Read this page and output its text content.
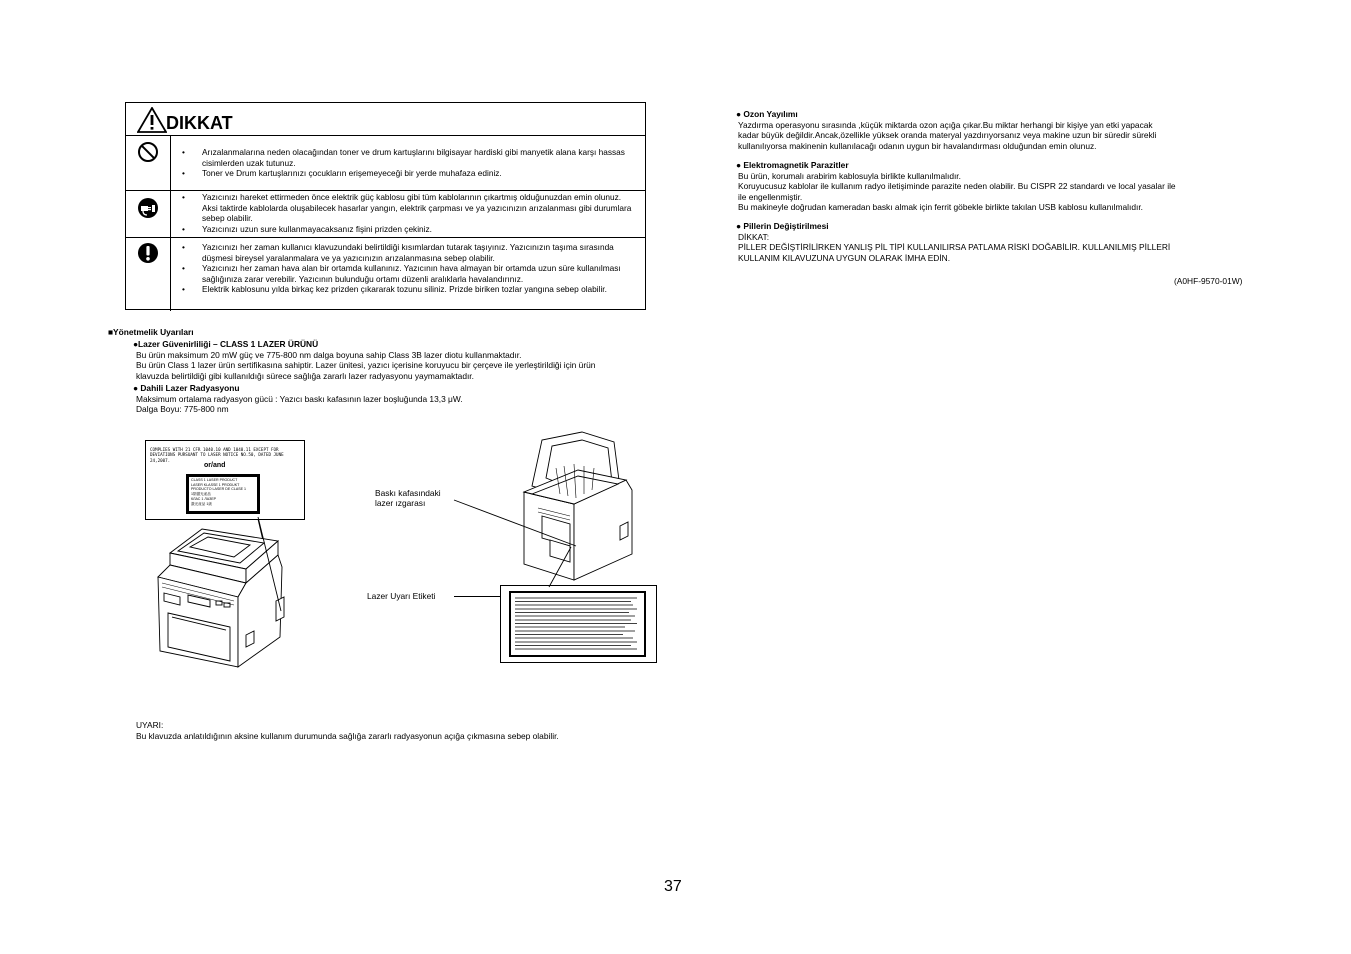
DIKKAT
• Arızalanmalarına neden olacağından toner ve drum kartuşlarını bilgisayar hardiski gibi manyetik alana karşı hassas cisimlerden uzak tutunuz.
• Toner ve Drum kartuşlarınızı çocukların erişemeyeceği bir yerde muhafaza ediniz.
• Yazıcınızı hareket ettirmeden önce elektrik güç kablosu gibi tüm kablolarının çıkartmış olduğunuzdan emin olunuz. Aksi taktirde kablolarda oluşabilecek hasarlar yangın, elektrik çarpması ve ya yazıcınızın arızalanması gibi durumlara sebep olabilir.
• Yazıcınızı uzun sure kullanmayacaksanız fişini prizden çekiniz.
• Yazıcınızı her zaman kullanıcı klavuzundaki belirtildiği kısımlardan tutarak taşıyınız. Yazıcınızın taşıma sırasında düşmesi bireysel yaralanmalara ve ya yazıcınızın arızalanmasına sebep olabilir.
• Yazıcınızı her zaman hava alan bir ortamda kullanınız. Yazıcının hava almayan bir ortamda uzun süre kullanılması sağlığınıza zarar verebilir. Yazıcının bulunduğu ortamı düzenli aralıklarla havalandırınız.
• Elektrik kablosunu yılda birkaç kez prizden çıkararak tozunu siliniz. Prizde biriken tozlar yangına sebep olabilir.
■Yönetmelik Uyarıları
●Lazer Güvenirliliği – CLASS 1 LAZER ÜRÜNÜ
Bu ürün maksimum 20 mW güç ve 775-800 nm dalga boyuna sahip Class 3B lazer diotu kullanmaktadır.
Bu ürün Class 1 lazer ürün sertifikasına sahiptir. Lazer ünitesi, yazıcı içerisine koruyucu bir çerçeve ile yerleştirildiği için ürün
klavuzda belirtildiği gibi kullanıldığı sürece sağlığa zararlı lazer radyasyonu yaymamaktadır.
● Dahili Lazer Radyasyonu
Maksimum ortalama radyasyon gücü : Yazıcı baskı kafasının lazer boşluğunda 13,3 μW.
Dalga Boyu: 775-800 nm
COMPLIES WITH 21 CFR 1040.10 AND 1040.11 EXCEPT FOR DEVIATIONS PURSUANT TO LASER NOTICE NO.50, DATED JUNE 24,2007.
or/and
CLASS 1 LASER PRODUCT
LASER KLASSE 1 PRODUKT
PRODUCTO LASER DE CLASE 1
1類激光產品
КЛАС 1 ЛАЗЕР
激光產品 1級
Baskı kafasındaki
lazer ızgarası
Lazer Uyarı Etiketi
UYARI:
Bu klavuzda anlatıldığının aksine kullanım durumunda sağlığa zararlı radyasyonun açığa çıkmasına sebep olabilir.
● Ozon Yayılımı
Yazdırma operasyonu sırasında ,küçük miktarda ozon açığa çıkar.Bu miktar herhangi bir kişiye yan etki yapacak
kadar büyük değildir.Ancak,özellikle yüksek oranda materyal yazdırıyorsanız veya makine uzun bir süredir sürekli
kullanılıyorsa makinenin kullanılacağı odanın uygun bir havalandırması olduğundan emin olunuz.
● Elektromagnetik Parazitler
Bu ürün, korumalı arabirim kablosuyla birlikte kullanılmalıdır.
Koruyucusuz kablolar ile kullanım radyo iletişiminde parazite neden olabilir. Bu CISPR 22 standardı ve local yasalar ile
ile engellenmiştir.
Bu makineyle doğrudan kameradan baskı almak için ferrit göbekle birlikte takılan USB kablosu kullanılmalıdır.
● Pillerin Değiştirilmesi
DİKKAT:
PİLLER DEĞİŞTİRİLİRKEN YANLIŞ PİL TİPİ KULLANILIRSA PATLAMA RİSKİ DOĞABİLİR. KULLANILMIŞ PİLLERİ
KULLANIM KILAVUZUNA UYGUN OLARAK İMHA EDİN.
(A0HF-9570-01W)
37
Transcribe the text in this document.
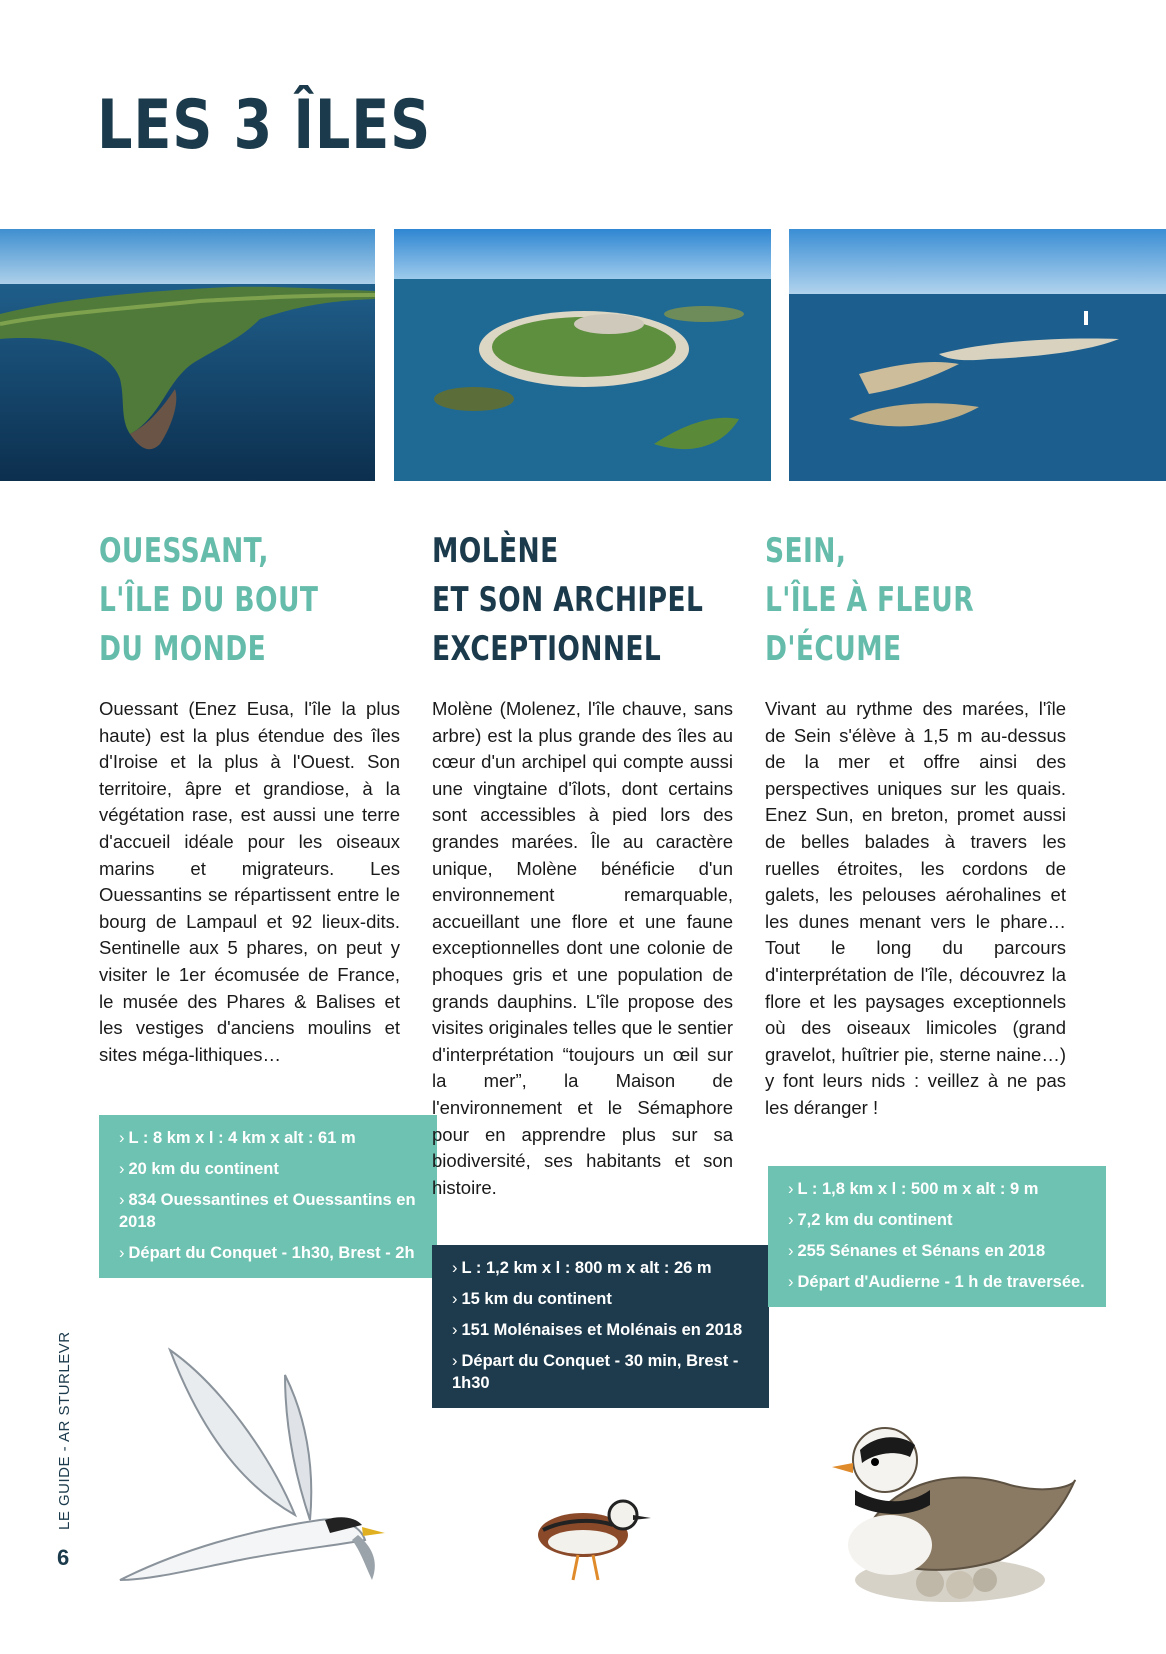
LES 3 ÎLES
OUESSANT,
L'ÎLE DU BOUT
DU MONDE

Ouessant (Enez Eusa, l'île la plus haute) est la plus étendue des îles d'Iroise et la plus à l'Ouest. Son territoire, âpre et grandiose, à la végétation rase, est aussi une terre d'accueil idéale pour les oiseaux marins et migrateurs. Les Ouessantins se répartissent entre le bourg de Lampaul et 92 lieux-dits. Sentinelle aux 5 phares, on peut y visiter le 1er écomusée de France, le musée des Phares & Balises et les vestiges d'anciens moulins et sites méga-lithiques…

› L : 8 km x l : 4 km x alt : 61 m
› 20 km du continent
› 834 Ouessantines et Ouessantins en 2018
› Départ du Conquet - 1h30, Brest - 2h
MOLÈNE
ET SON ARCHIPEL
EXCEPTIONNEL

Molène (Molenez, l'île chauve, sans arbre) est la plus grande des îles au cœur d'un archipel qui compte aussi une vingtaine d'îlots, dont certains sont accessibles à pied lors des grandes marées. Île au caractère unique, Molène bénéficie d'un environnement remarquable, accueillant une flore et une faune exceptionnelles dont une colonie de phoques gris et une population de grands dauphins. L'île propose des visites originales telles que le sentier d'interprétation “toujours un œil sur la mer”, la Maison de l'environnement et le Sémaphore pour en apprendre plus sur sa biodiversité, ses habitants et son histoire.

› L : 1,2 km x l : 800 m x alt : 26 m
› 15 km du continent
› 151 Molénaises et Molénais en 2018
› Départ du Conquet - 30 min, Brest - 1h30
SEIN,
L'ÎLE À FLEUR
D'ÉCUME

Vivant au rythme des marées, l'île de Sein s'élève à 1,5 m au-dessus de la mer et offre ainsi des perspectives uniques sur les quais. Enez Sun, en breton, promet aussi de belles balades à travers les ruelles étroites, les cordons de galets, les pelouses aérohalines et les dunes menant vers le phare… Tout le long du parcours d'interprétation de l'île, découvrez la flore et les paysages exceptionnels où des oiseaux limicoles (grand gravelot, huîtrier pie, sterne naine…) y font leurs nids : veillez à ne pas les déranger !

› L : 1,8 km x l : 500 m x alt : 9 m
› 7,2 km du continent
› 255 Sénanes et Sénans en 2018
› Départ d'Audierne - 1 h de traversée.
LE GUIDE - AR STURLEVR
6
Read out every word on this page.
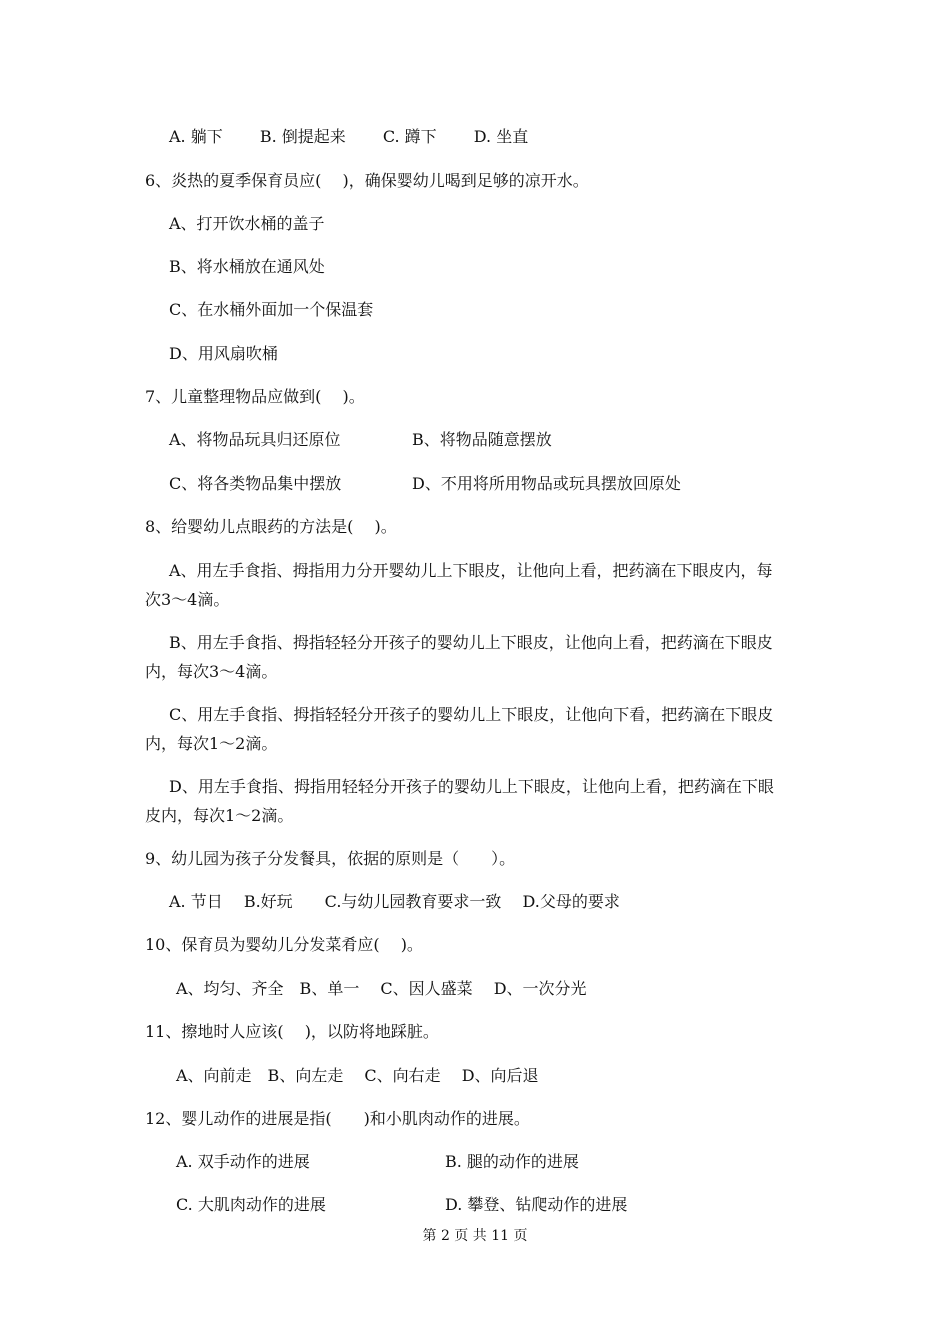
A. 躺下　　 B. 倒提起来　　 C. 蹲下　　 D. 坐直
6、炎热的夏季保育员应(　 )，确保婴幼儿喝到足够的凉开水。
A、打开饮水桶的盖子
B、将水桶放在通风处
C、在水桶外面加一个保温套
D、用风扇吹桶
7、儿童整理物品应做到(　 )。
A、将物品玩具归还原位	B、将物品随意摆放
C、将各类物品集中摆放	D、不用将所用物品或玩具摆放回原处
8、给婴幼儿点眼药的方法是(　 )。
A、用左手食指、拇指用力分开婴幼儿上下眼皮，让他向上看，把药滴在下眼皮内，每
次3～4滴。
B、用左手食指、拇指轻轻分开孩子的婴幼儿上下眼皮，让他向上看，把药滴在下眼皮
内，每次3～4滴。
C、用左手食指、拇指轻轻分开孩子的婴幼儿上下眼皮，让他向下看，把药滴在下眼皮
内，每次1～2滴。
D、用左手食指、拇指用轻轻分开孩子的婴幼儿上下眼皮，让他向上看，把药滴在下眼
皮内，每次1～2滴。
9、幼儿园为孩子分发餐具，依据的原则是（　　）。
A. 节日　 B.好玩　　C.与幼儿园教育要求一致　 D.父母的要求
10、保育员为婴幼儿分发菜肴应(　 )。
A、均匀、齐全　B、单一　 C、因人盛菜　 D、一次分光
11、擦地时人应该(　 )，以防将地踩脏。
A、向前走　B、向左走　 C、向右走　 D、向后退
12、婴儿动作的进展是指(　　)和小肌肉动作的进展。
A. 双手动作的进展	B. 腿的动作的进展
C. 大肌肉动作的进展	D. 攀登、钻爬动作的进展
第 2 页 共 11 页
——————
TASK INSTRUCTIONS
Of the lines above, how many contain the word "belirtildiği"? Provide the number and nothing else.

SOLUTION
2